### TO BE DONE
Quote the whole listing word for word, please.

### PROVIDED DATA
========
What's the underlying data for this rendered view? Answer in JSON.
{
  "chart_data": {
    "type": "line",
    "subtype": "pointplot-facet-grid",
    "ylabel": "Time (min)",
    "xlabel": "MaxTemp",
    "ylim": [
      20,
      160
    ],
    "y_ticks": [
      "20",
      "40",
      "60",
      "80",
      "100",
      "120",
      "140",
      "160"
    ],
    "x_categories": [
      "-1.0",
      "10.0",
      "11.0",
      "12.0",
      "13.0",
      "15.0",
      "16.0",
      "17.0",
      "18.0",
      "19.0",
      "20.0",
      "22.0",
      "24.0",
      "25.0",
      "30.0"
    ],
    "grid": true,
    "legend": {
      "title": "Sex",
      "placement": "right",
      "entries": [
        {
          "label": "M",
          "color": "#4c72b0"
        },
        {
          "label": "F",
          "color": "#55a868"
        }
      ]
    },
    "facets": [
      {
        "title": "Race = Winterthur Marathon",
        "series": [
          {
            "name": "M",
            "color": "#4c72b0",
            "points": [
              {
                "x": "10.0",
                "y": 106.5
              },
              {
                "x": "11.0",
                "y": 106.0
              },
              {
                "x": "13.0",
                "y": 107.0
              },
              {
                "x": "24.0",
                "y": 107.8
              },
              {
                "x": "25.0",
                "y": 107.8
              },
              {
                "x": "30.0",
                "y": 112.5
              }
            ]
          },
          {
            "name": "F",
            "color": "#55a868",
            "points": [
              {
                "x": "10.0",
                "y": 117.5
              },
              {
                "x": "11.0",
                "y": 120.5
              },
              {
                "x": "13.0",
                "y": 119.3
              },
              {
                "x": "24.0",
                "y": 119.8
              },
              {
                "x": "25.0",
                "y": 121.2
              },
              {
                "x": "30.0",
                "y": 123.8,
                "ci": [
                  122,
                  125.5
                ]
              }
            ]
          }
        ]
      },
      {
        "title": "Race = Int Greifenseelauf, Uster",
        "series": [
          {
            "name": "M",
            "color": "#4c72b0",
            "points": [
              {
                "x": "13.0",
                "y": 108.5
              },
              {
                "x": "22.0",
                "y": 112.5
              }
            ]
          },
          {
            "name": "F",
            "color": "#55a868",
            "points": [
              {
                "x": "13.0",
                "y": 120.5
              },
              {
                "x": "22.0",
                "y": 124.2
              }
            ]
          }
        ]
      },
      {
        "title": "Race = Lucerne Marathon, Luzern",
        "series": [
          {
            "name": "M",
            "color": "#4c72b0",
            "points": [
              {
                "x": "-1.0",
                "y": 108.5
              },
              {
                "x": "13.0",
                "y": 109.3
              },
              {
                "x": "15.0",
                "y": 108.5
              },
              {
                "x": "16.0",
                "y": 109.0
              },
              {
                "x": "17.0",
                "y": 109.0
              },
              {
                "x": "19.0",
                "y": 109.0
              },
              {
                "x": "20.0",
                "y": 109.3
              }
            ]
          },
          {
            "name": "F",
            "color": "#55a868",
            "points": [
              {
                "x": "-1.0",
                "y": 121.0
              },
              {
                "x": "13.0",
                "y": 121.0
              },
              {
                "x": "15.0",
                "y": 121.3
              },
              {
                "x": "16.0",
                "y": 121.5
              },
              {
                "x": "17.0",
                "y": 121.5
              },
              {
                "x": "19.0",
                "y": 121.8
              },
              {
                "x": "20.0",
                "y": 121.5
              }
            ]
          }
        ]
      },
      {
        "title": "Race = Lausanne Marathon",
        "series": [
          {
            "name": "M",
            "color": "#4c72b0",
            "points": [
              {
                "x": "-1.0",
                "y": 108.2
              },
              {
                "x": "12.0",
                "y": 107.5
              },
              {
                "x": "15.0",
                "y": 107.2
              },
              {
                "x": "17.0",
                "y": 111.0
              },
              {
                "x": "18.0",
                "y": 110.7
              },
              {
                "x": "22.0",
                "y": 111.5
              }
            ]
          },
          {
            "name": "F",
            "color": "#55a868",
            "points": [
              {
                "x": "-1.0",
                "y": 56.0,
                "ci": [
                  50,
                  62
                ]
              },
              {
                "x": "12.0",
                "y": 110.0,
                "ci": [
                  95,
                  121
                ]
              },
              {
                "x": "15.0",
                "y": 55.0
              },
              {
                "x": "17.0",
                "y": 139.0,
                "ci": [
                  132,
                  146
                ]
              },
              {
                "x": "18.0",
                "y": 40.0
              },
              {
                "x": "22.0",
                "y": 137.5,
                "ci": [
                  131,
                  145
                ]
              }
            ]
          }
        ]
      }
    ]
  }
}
========
### OUTPUT BELOW
What's the underlying data for this rendered view? Answer in JSON.
{
  "chart_data": {
    "type": "line",
    "subtype": "pointplot-facet-grid",
    "ylabel": "Time (min)",
    "xlabel": "MaxTemp",
    "ylim": [
      20,
      160
    ],
    "y_ticks": [
      "20",
      "40",
      "60",
      "80",
      "100",
      "120",
      "140",
      "160"
    ],
    "x_categories": [
      "-1.0",
      "10.0",
      "11.0",
      "12.0",
      "13.0",
      "15.0",
      "16.0",
      "17.0",
      "18.0",
      "19.0",
      "20.0",
      "22.0",
      "24.0",
      "25.0",
      "30.0"
    ],
    "grid": true,
    "legend": {
      "title": "Sex",
      "placement": "right",
      "entries": [
        {
          "label": "M",
          "color": "#4c72b0"
        },
        {
          "label": "F",
          "color": "#55a868"
        }
      ]
    },
    "facets": [
      {
        "title": "Race = Winterthur Marathon",
        "series": [
          {
            "name": "M",
            "color": "#4c72b0",
            "points": [
              {
                "x": "10.0",
                "y": 106.5
              },
              {
                "x": "11.0",
                "y": 106.0
              },
              {
                "x": "13.0",
                "y": 107.0
              },
              {
                "x": "24.0",
                "y": 107.8
              },
              {
                "x": "25.0",
                "y": 107.8
              },
              {
                "x": "30.0",
                "y": 112.5
              }
            ]
          },
          {
            "name": "F",
            "color": "#55a868",
            "points": [
              {
                "x": "10.0",
                "y": 117.5
              },
              {
                "x": "11.0",
                "y": 120.5
              },
              {
                "x": "13.0",
                "y": 119.3
              },
              {
                "x": "24.0",
                "y": 119.8
              },
              {
                "x": "25.0",
                "y": 121.2
              },
              {
                "x": "30.0",
                "y": 123.8,
                "ci": [
                  122,
                  125.5
                ]
              }
            ]
          }
        ]
      },
      {
        "title": "Race = Int Greifenseelauf, Uster",
        "series": [
          {
            "name": "M",
            "color": "#4c72b0",
            "points": [
              {
                "x": "13.0",
                "y": 108.5
              },
              {
                "x": "22.0",
                "y": 112.5
              }
            ]
          },
          {
            "name": "F",
            "color": "#55a868",
            "points": [
              {
                "x": "13.0",
                "y": 120.5
              },
              {
                "x": "22.0",
                "y": 124.2
              }
            ]
          }
        ]
      },
      {
        "title": "Race = Lucerne Marathon, Luzern",
        "series": [
          {
            "name": "M",
            "color": "#4c72b0",
            "points": [
              {
                "x": "-1.0",
                "y": 108.5
              },
              {
                "x": "13.0",
                "y": 109.3
              },
              {
                "x": "15.0",
                "y": 108.5
              },
              {
                "x": "16.0",
                "y": 109.0
              },
              {
                "x": "17.0",
                "y": 109.0
              },
              {
                "x": "19.0",
                "y": 109.0
              },
              {
                "x": "20.0",
                "y": 109.3
              }
            ]
          },
          {
            "name": "F",
            "color": "#55a868",
            "points": [
              {
                "x": "-1.0",
                "y": 121.0
              },
              {
                "x": "13.0",
                "y": 121.0
              },
              {
                "x": "15.0",
                "y": 121.3
              },
              {
                "x": "16.0",
                "y": 121.5
              },
              {
                "x": "17.0",
                "y": 121.5
              },
              {
                "x": "19.0",
                "y": 121.8
              },
              {
                "x": "20.0",
                "y": 121.5
              }
            ]
          }
        ]
      },
      {
        "title": "Race = Lausanne Marathon",
        "series": [
          {
            "name": "M",
            "color": "#4c72b0",
            "points": [
              {
                "x": "-1.0",
                "y": 108.2
              },
              {
                "x": "12.0",
                "y": 107.5
              },
              {
                "x": "15.0",
                "y": 107.2
              },
              {
                "x": "17.0",
                "y": 111.0
              },
              {
                "x": "18.0",
                "y": 110.7
              },
              {
                "x": "22.0",
                "y": 111.5
              }
            ]
          },
          {
            "name": "F",
            "color": "#55a868",
            "points": [
              {
                "x": "-1.0",
                "y": 56.0,
                "ci": [
                  50,
                  62
                ]
              },
              {
                "x": "12.0",
                "y": 110.0,
                "ci": [
                  95,
                  121
                ]
              },
              {
                "x": "15.0",
                "y": 55.0
              },
              {
                "x": "17.0",
                "y": 139.0,
                "ci": [
                  132,
                  146
                ]
              },
              {
                "x": "18.0",
                "y": 40.0
              },
              {
                "x": "22.0",
                "y": 137.5,
                "ci": [
                  131,
                  145
                ]
              }
            ]
          }
        ]
      }
    ]
  }
}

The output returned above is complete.